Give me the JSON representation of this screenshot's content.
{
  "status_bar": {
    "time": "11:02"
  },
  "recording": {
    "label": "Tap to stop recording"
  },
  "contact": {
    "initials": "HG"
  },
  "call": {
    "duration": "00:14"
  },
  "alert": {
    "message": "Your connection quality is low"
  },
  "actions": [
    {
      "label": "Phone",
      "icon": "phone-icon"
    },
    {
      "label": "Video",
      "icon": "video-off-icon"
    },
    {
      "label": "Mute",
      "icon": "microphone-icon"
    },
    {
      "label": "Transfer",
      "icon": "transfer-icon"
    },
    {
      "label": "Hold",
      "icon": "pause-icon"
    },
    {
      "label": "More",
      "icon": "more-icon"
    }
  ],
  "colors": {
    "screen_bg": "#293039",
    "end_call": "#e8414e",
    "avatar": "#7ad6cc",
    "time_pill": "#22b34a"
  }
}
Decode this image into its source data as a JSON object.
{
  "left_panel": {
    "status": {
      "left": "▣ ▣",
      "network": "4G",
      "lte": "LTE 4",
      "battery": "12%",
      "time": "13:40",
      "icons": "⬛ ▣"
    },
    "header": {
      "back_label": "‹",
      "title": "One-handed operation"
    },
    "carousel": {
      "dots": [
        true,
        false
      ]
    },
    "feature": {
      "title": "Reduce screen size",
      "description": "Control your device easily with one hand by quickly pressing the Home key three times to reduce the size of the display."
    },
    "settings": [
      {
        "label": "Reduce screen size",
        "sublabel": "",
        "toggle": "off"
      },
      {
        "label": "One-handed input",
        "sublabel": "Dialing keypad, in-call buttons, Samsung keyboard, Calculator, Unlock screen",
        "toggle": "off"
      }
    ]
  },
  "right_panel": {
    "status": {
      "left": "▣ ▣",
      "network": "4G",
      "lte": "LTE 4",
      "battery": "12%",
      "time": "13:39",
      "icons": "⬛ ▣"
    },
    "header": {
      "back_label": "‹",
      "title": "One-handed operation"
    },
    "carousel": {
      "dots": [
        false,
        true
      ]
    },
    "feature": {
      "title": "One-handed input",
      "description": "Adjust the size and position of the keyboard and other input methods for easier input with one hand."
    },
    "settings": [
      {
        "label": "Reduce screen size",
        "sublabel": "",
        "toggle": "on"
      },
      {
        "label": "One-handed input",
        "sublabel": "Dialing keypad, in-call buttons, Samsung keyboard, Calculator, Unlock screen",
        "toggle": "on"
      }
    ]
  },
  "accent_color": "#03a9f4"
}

__________

**What this task involves**
Gather each line of the listing that holds the string "with".

**Final result**
      "description": "Control your device easily with one hand by quickly pressing the Home key three times to reduce the size of the display."
      "description": "Adjust the size and position of the keyboard and other input methods for easier input with one hand."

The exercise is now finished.